_Requirement_
Track down the lines that contain "secondary" and copy them.

┌────────

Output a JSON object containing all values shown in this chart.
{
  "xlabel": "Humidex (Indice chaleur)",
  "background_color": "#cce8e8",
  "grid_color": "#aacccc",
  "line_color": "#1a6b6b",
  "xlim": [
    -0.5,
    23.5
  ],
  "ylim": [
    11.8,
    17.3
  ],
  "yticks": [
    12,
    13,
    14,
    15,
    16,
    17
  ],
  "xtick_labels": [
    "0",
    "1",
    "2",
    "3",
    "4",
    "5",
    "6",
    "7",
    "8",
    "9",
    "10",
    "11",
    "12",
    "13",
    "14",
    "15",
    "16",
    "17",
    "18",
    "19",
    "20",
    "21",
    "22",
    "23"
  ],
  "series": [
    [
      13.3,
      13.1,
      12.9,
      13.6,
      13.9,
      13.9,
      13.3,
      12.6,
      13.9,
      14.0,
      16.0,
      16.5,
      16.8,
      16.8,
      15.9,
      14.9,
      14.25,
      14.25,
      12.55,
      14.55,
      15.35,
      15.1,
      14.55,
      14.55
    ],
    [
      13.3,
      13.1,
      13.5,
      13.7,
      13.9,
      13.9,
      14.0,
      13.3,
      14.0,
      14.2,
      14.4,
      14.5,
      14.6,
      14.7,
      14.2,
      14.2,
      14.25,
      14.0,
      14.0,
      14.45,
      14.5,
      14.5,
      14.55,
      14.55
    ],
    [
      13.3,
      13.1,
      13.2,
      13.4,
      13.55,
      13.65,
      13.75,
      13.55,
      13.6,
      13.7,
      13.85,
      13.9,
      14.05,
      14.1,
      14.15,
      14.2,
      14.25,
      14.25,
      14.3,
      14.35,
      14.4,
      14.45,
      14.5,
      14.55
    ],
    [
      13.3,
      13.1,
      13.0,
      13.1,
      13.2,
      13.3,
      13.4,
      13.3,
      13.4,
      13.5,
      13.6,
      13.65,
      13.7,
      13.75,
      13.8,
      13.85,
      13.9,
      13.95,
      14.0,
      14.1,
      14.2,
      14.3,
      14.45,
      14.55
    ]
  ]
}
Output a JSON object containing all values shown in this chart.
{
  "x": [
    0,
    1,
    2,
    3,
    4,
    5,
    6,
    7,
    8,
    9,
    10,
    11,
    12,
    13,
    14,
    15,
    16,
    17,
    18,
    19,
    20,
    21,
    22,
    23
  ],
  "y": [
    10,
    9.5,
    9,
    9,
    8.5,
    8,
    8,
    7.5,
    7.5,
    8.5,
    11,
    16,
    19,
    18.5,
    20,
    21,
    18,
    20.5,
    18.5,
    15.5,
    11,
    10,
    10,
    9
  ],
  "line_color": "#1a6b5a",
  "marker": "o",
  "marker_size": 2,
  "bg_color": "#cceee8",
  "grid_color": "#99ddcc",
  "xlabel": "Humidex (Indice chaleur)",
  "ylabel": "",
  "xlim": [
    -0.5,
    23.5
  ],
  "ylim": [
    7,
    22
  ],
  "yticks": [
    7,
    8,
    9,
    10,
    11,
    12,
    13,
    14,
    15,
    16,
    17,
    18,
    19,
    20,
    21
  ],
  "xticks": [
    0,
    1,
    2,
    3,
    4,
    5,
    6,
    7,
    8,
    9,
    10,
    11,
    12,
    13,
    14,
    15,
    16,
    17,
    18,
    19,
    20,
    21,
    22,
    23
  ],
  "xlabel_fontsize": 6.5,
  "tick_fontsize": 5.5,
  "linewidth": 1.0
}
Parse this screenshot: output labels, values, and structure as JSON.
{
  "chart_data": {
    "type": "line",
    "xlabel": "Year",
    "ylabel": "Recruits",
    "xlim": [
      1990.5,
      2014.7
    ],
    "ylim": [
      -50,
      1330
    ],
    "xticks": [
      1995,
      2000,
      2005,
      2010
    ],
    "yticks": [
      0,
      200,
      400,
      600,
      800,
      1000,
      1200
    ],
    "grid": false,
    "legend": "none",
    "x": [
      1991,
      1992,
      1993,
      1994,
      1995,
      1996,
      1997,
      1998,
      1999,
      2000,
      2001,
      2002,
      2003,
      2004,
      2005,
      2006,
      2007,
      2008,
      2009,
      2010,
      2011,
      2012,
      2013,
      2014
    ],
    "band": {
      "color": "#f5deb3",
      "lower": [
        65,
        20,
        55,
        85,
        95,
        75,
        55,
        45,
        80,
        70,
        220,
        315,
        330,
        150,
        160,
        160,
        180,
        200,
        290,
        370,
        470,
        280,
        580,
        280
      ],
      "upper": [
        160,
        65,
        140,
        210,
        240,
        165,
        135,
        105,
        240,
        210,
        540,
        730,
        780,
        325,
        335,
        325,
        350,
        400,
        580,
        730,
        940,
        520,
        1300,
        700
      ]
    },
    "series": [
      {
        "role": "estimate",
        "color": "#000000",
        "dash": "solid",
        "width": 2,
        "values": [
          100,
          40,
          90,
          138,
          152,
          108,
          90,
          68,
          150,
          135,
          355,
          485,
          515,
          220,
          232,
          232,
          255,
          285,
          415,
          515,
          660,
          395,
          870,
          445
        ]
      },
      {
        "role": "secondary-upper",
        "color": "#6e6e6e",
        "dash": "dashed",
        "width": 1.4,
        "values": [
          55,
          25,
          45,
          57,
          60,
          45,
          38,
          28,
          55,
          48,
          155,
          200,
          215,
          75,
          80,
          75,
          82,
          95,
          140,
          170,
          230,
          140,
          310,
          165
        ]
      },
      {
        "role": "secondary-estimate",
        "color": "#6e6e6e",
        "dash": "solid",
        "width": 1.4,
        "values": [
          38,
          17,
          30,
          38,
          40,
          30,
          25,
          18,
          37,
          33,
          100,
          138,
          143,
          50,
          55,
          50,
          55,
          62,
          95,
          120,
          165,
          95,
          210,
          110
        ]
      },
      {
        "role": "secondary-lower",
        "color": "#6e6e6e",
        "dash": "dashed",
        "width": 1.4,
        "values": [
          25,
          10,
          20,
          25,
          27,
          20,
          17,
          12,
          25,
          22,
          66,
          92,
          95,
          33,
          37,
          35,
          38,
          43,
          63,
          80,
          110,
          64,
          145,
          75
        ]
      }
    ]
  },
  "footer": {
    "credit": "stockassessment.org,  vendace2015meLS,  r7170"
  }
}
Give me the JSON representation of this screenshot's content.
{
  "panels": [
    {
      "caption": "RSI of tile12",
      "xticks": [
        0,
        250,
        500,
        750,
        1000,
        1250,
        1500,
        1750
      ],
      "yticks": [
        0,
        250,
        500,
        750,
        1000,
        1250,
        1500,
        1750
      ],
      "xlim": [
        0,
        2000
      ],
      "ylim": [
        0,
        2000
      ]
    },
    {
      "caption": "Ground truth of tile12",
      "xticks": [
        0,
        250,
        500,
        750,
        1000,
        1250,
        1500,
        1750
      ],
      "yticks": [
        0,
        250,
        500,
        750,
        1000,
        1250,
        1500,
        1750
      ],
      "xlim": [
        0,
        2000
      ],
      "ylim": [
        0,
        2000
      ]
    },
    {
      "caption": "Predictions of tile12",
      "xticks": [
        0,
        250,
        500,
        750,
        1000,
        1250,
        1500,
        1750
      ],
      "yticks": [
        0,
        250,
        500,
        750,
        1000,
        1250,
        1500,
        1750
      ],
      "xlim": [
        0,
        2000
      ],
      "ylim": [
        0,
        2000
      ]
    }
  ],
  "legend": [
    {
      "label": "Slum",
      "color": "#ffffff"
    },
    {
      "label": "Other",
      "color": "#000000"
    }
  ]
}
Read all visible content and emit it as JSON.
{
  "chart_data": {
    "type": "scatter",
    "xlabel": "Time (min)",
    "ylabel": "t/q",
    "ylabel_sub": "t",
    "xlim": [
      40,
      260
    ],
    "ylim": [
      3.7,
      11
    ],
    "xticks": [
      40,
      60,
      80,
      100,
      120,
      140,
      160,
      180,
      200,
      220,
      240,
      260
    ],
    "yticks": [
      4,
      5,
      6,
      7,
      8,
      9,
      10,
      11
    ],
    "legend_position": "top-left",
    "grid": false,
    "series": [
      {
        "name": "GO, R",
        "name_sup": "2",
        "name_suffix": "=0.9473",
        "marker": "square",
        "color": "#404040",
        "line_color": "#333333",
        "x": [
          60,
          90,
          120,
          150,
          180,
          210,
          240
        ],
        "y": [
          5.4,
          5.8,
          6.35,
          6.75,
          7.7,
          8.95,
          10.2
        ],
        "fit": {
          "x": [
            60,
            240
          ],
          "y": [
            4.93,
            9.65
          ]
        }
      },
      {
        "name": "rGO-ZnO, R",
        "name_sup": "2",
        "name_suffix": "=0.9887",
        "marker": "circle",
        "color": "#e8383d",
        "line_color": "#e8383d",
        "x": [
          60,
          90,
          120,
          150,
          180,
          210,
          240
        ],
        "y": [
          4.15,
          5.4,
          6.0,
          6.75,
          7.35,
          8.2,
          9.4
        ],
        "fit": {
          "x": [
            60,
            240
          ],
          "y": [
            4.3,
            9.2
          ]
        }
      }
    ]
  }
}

└────────

_Answer to the task_
        "role": "secondary-upper",
        "role": "secondary-estimate",
        "role": "secondary-lower",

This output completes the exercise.